**Records shown:**
— begin —

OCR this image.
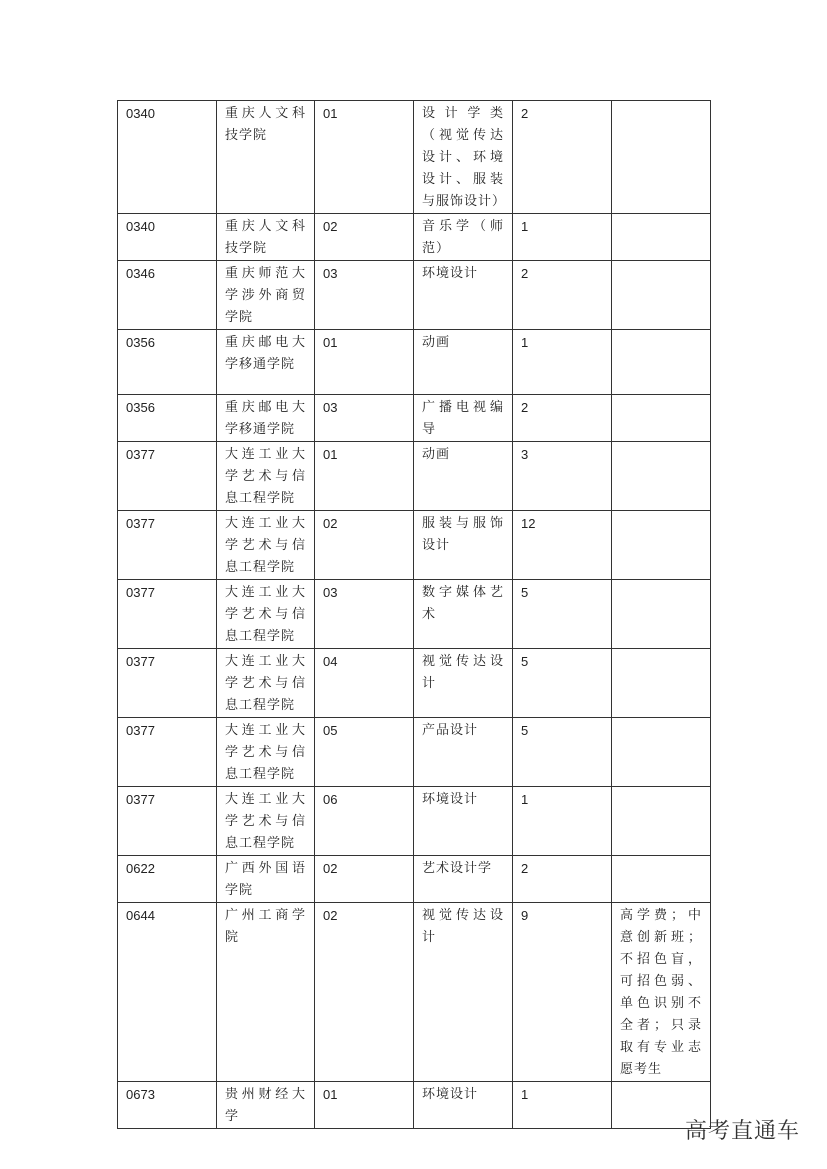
0340	重庆人文科技学院	01	设计学类（视觉传达设计、环境设计、服装与服饰设计）	2	
0340	重庆人文科技学院	02	音乐学（师范）	1	
0346	重庆师范大学涉外商贸学院	03	环境设计	2	
0356	重庆邮电大学移通学院	01	动画	1	
0356	重庆邮电大学移通学院	03	广播电视编导	2	
0377	大连工业大学艺术与信息工程学院	01	动画	3	
0377	大连工业大学艺术与信息工程学院	02	服装与服饰设计	12	
0377	大连工业大学艺术与信息工程学院	03	数字媒体艺术	5	
0377	大连工业大学艺术与信息工程学院	04	视觉传达设计	5	
0377	大连工业大学艺术与信息工程学院	05	产品设计	5	
0377	大连工业大学艺术与信息工程学院	06	环境设计	1	
0622	广西外国语学院	02	艺术设计学	2	
0644	广州工商学院	02	视觉传达设计	9	高学费；中意创新班；不招色盲，可招色弱、单色识别不全者；只录取有专业志愿考生
0673	贵州财经大学	01	环境设计	1	
高考直通车
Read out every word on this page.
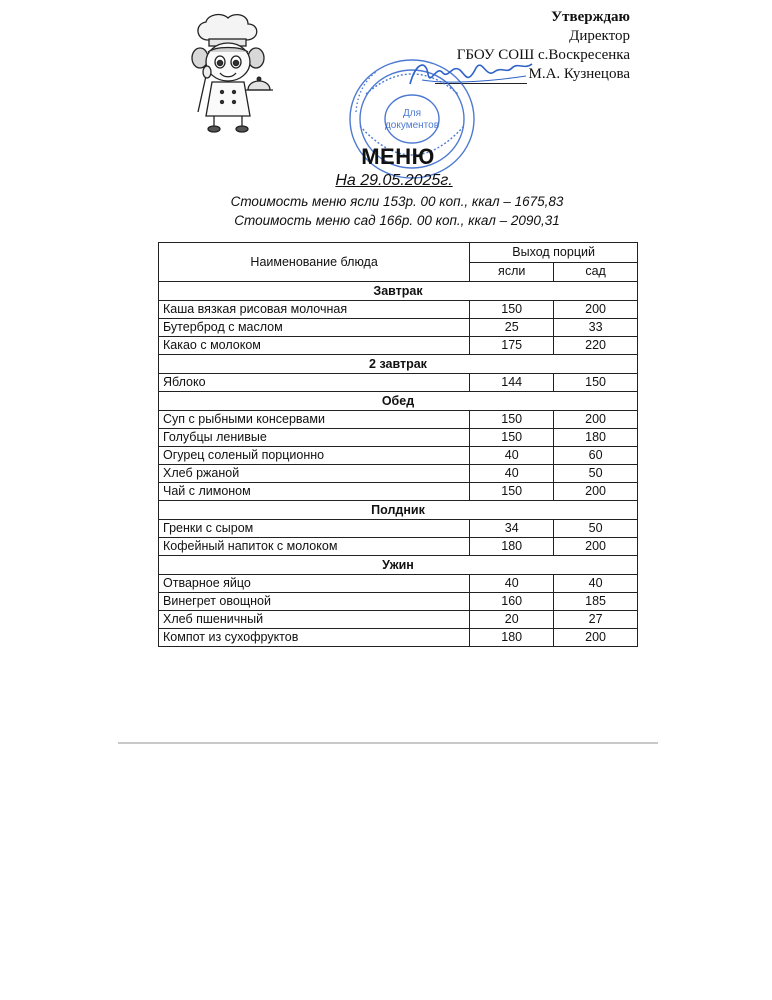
Утверждаю
Директор
ГБОУ СОШ с.Воскресенка
М.А. Кузнецова
Для
документов
МЕНЮ
На 29.05.2025г.
Стоимость меню ясли 153р. 00 коп., ккал – 1675,83
Стоимость меню сад 166р. 00 коп., ккал – 2090,31
Наименование блюда	Выход порций	
	ясли	сад
Завтрак		
Каша вязкая рисовая молочная	150	200
Бутерброд с маслом	25	33
Какао с молоком	175	220
2 завтрак		
Яблоко	144	150
Обед		
Суп с рыбными консервами	150	200
Голубцы ленивые	150	180
Огурец соленый порционно	40	60
Хлеб ржаной	40	50
Чай с лимоном	150	200
Полдник		
Гренки с сыром	34	50
Кофейный напиток с молоком	180	200
Ужин		
Отварное яйцо	40	40
Винегрет овощной	160	185
Хлеб пшеничный	20	27
Компот из сухофруктов	180	200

— end —

**Work to be completed:** Omit all pictures and write out, exactly, only the lines from the line containing "Read out every word on this page." through the last line of the entries above.

**Response to this exercise:**
Read out every word on this page.
Утверждаю
Директор
ГБОУ СОШ с.Воскресенка
М.А. Кузнецова
Для
документов
МЕНЮ
На 29.05.2025г.
Стоимость меню ясли 153р. 00 коп., ккал – 1675,83
Стоимость меню сад 166р. 00 коп., ккал – 2090,31
Наименование блюда	Выход порций	
	ясли	сад
Завтрак		
Каша вязкая рисовая молочная	150	200
Бутерброд с маслом	25	33
Какао с молоком	175	220
2 завтрак		
Яблоко	144	150
Обед		
Суп с рыбными консервами	150	200
Голубцы ленивые	150	180
Огурец соленый порционно	40	60
Хлеб ржаной	40	50
Чай с лимоном	150	200
Полдник		
Гренки с сыром	34	50
Кофейный напиток с молоком	180	200
Ужин		
Отварное яйцо	40	40
Винегрет овощной	160	185
Хлеб пшеничный	20	27
Компот из сухофруктов	180	200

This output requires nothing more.